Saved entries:
▬▬▬▬▬▬▬▬▬▬

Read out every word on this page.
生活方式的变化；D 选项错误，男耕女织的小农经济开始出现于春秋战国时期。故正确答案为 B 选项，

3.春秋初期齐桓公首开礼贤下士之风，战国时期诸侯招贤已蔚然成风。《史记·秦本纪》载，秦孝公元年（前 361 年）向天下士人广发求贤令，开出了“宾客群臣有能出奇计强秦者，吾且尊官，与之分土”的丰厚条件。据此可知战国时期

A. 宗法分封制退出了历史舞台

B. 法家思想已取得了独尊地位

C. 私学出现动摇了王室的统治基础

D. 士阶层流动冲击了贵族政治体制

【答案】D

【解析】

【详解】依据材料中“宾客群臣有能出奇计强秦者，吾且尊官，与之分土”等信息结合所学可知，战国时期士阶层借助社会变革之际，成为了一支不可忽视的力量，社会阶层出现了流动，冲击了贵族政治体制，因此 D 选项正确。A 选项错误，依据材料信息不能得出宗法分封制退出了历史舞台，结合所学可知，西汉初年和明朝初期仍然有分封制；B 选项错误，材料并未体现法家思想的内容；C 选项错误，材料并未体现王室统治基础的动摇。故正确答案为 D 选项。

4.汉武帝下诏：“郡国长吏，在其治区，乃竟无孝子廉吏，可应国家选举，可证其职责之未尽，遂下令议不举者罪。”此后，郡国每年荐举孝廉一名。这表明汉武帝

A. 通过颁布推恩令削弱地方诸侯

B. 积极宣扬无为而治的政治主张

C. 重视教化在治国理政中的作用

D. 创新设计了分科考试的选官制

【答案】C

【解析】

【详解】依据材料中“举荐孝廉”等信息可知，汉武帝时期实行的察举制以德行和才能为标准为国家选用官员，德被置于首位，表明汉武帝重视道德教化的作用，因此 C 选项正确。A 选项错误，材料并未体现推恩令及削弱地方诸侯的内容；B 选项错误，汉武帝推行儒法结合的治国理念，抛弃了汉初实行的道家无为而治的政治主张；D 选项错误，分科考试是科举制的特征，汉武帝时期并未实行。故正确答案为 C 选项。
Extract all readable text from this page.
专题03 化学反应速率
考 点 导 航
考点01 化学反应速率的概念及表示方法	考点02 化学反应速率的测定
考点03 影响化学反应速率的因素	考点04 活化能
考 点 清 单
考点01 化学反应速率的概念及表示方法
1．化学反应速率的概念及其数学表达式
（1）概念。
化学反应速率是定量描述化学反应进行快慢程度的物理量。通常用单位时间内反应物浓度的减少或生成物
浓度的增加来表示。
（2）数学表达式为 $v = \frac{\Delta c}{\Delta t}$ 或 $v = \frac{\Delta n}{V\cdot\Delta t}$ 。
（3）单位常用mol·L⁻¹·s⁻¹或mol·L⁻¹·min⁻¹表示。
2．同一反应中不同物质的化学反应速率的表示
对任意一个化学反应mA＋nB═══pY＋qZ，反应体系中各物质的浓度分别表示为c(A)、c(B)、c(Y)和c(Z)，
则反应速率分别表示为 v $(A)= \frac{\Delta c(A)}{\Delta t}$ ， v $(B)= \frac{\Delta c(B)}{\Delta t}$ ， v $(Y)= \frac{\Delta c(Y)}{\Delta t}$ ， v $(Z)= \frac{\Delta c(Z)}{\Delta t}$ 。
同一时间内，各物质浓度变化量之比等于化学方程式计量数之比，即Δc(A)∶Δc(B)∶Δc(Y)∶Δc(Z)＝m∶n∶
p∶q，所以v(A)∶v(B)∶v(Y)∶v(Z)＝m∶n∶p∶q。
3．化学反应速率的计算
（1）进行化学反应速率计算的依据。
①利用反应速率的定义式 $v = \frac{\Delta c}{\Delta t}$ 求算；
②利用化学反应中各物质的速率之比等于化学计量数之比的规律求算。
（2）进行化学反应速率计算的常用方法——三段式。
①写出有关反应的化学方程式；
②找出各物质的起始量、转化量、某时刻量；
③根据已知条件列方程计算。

▬▬▬▬▬▬▬▬▬▬

Reproduce the material verbatim, line by line.

Read out every word on this page.
生活方式的变化；D 选项错误，男耕女织的小农经济开始出现于春秋战国时期。故正确答案为 B 选项，

3.春秋初期齐桓公首开礼贤下士之风，战国时期诸侯招贤已蔚然成风。《史记·秦本纪》载，秦孝公元年（前 361 年）向天下士人广发求贤令，开出了“宾客群臣有能出奇计强秦者，吾且尊官，与之分土”的丰厚条件。据此可知战国时期

A. 宗法分封制退出了历史舞台

B. 法家思想已取得了独尊地位

C. 私学出现动摇了王室的统治基础

D. 士阶层流动冲击了贵族政治体制

【答案】D

【解析】

【详解】依据材料中“宾客群臣有能出奇计强秦者，吾且尊官，与之分土”等信息结合所学可知，战国时期士阶层借助社会变革之际，成为了一支不可忽视的力量，社会阶层出现了流动，冲击了贵族政治体制，因此 D 选项正确。A 选项错误，依据材料信息不能得出宗法分封制退出了历史舞台，结合所学可知，西汉初年和明朝初期仍然有分封制；B 选项错误，材料并未体现法家思想的内容；C 选项错误，材料并未体现王室统治基础的动摇。故正确答案为 D 选项。

4.汉武帝下诏：“郡国长吏，在其治区，乃竟无孝子廉吏，可应国家选举，可证其职责之未尽，遂下令议不举者罪。”此后，郡国每年荐举孝廉一名。这表明汉武帝

A. 通过颁布推恩令削弱地方诸侯

B. 积极宣扬无为而治的政治主张

C. 重视教化在治国理政中的作用

D. 创新设计了分科考试的选官制

【答案】C

【解析】

【详解】依据材料中“举荐孝廉”等信息可知，汉武帝时期实行的察举制以德行和才能为标准为国家选用官员，德被置于首位，表明汉武帝重视道德教化的作用，因此 C 选项正确。A 选项错误，材料并未体现推恩令及削弱地方诸侯的内容；B 选项错误，汉武帝推行儒法结合的治国理念，抛弃了汉初实行的道家无为而治的政治主张；D 选项错误，分科考试是科举制的特征，汉武帝时期并未实行。故正确答案为 C 选项。
Extract all readable text from this page.
专题03 化学反应速率
考 点 导 航
考点01 化学反应速率的概念及表示方法	考点02 化学反应速率的测定
考点03 影响化学反应速率的因素	考点04 活化能
考 点 清 单
考点01 化学反应速率的概念及表示方法
1．化学反应速率的概念及其数学表达式
（1）概念。
化学反应速率是定量描述化学反应进行快慢程度的物理量。通常用单位时间内反应物浓度的减少或生成物
浓度的增加来表示。
（2）数学表达式为 $v = \frac{\Delta c}{\Delta t}$ 或 $v = \frac{\Delta n}{V\cdot\Delta t}$ 。
（3）单位常用mol·L⁻¹·s⁻¹或mol·L⁻¹·min⁻¹表示。
2．同一反应中不同物质的化学反应速率的表示
对任意一个化学反应mA＋nB═══pY＋qZ，反应体系中各物质的浓度分别表示为c(A)、c(B)、c(Y)和c(Z)，
则反应速率分别表示为 v $(A)= \frac{\Delta c(A)}{\Delta t}$ ， v $(B)= \frac{\Delta c(B)}{\Delta t}$ ， v $(Y)= \frac{\Delta c(Y)}{\Delta t}$ ， v $(Z)= \frac{\Delta c(Z)}{\Delta t}$ 。
同一时间内，各物质浓度变化量之比等于化学方程式计量数之比，即Δc(A)∶Δc(B)∶Δc(Y)∶Δc(Z)＝m∶n∶
p∶q，所以v(A)∶v(B)∶v(Y)∶v(Z)＝m∶n∶p∶q。
3．化学反应速率的计算
（1）进行化学反应速率计算的依据。
①利用反应速率的定义式 $v = \frac{\Delta c}{\Delta t}$ 求算；
②利用化学反应中各物质的速率之比等于化学计量数之比的规律求算。
（2）进行化学反应速率计算的常用方法——三段式。
①写出有关反应的化学方程式；
②找出各物质的起始量、转化量、某时刻量；
③根据已知条件列方程计算。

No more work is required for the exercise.